━━ Task inputs ━━
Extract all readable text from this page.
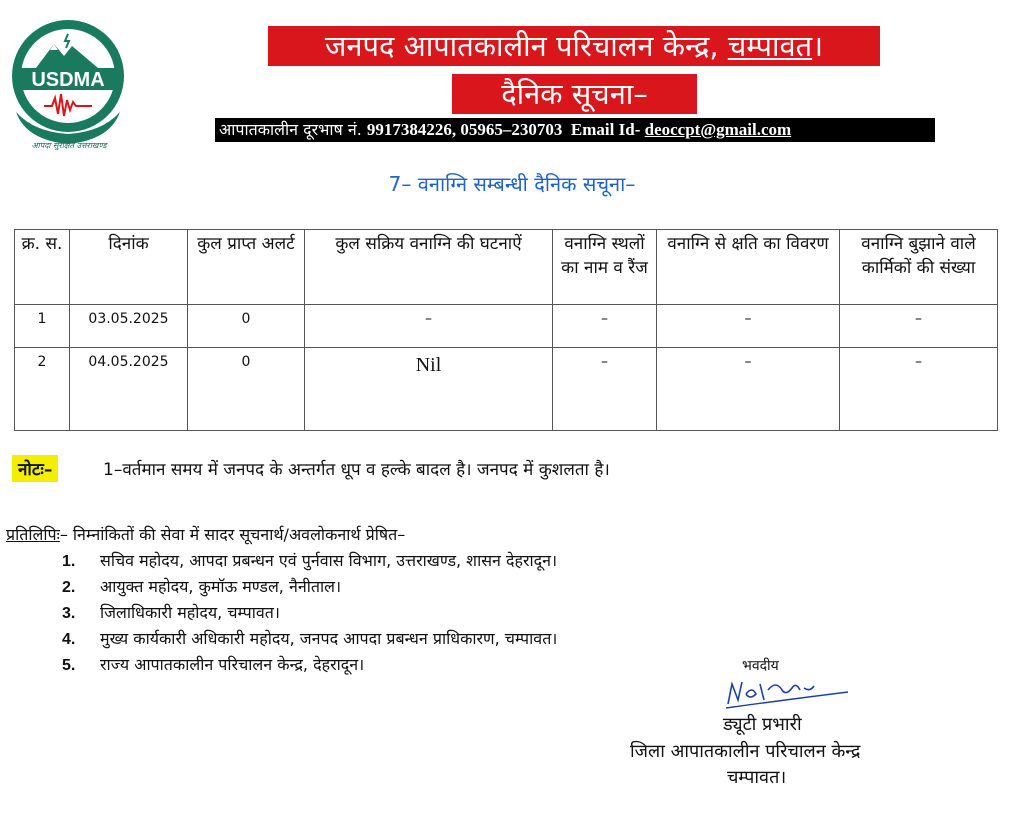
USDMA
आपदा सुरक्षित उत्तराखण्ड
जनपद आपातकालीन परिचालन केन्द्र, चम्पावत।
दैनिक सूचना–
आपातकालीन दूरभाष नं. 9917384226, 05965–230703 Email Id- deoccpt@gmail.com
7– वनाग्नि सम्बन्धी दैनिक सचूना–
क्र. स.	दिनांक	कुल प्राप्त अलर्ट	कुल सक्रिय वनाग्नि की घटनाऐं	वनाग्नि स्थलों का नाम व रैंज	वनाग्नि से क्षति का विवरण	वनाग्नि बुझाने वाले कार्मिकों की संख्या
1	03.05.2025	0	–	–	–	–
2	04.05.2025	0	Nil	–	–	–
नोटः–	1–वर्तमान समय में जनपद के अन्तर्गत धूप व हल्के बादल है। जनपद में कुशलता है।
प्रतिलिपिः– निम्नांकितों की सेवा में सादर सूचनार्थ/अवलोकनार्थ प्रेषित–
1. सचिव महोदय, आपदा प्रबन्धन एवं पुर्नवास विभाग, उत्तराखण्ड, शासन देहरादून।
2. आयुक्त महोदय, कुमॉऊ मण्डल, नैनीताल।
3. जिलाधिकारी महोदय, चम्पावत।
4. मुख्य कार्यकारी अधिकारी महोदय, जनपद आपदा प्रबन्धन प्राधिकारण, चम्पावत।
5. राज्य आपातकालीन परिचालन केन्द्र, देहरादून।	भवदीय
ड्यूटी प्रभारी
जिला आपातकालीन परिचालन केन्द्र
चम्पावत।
━━━
* Exercise objective *
Each entry gets copied exactly; the pictures stay out.

* Task result *
Extract all readable text from this page.
USDMA
आपदा सुरक्षित उत्तराखण्ड
जनपद आपातकालीन परिचालन केन्द्र, चम्पावत।
दैनिक सूचना–
आपातकालीन दूरभाष नं. 9917384226, 05965–230703 Email Id- deoccpt@gmail.com
7– वनाग्नि सम्बन्धी दैनिक सचूना–
क्र. स.	दिनांक	कुल प्राप्त अलर्ट	कुल सक्रिय वनाग्नि की घटनाऐं	वनाग्नि स्थलों का नाम व रैंज	वनाग्नि से क्षति का विवरण	वनाग्नि बुझाने वाले कार्मिकों की संख्या
1	03.05.2025	0	–	–	–	–
2	04.05.2025	0	Nil	–	–	–
नोटः–	1–वर्तमान समय में जनपद के अन्तर्गत धूप व हल्के बादल है। जनपद में कुशलता है।
प्रतिलिपिः– निम्नांकितों की सेवा में सादर सूचनार्थ/अवलोकनार्थ प्रेषित–
1. सचिव महोदय, आपदा प्रबन्धन एवं पुर्नवास विभाग, उत्तराखण्ड, शासन देहरादून।
2. आयुक्त महोदय, कुमॉऊ मण्डल, नैनीताल।
3. जिलाधिकारी महोदय, चम्पावत।
4. मुख्य कार्यकारी अधिकारी महोदय, जनपद आपदा प्रबन्धन प्राधिकारण, चम्पावत।
5. राज्य आपातकालीन परिचालन केन्द्र, देहरादून।	भवदीय
ड्यूटी प्रभारी
जिला आपातकालीन परिचालन केन्द्र
चम्पावत।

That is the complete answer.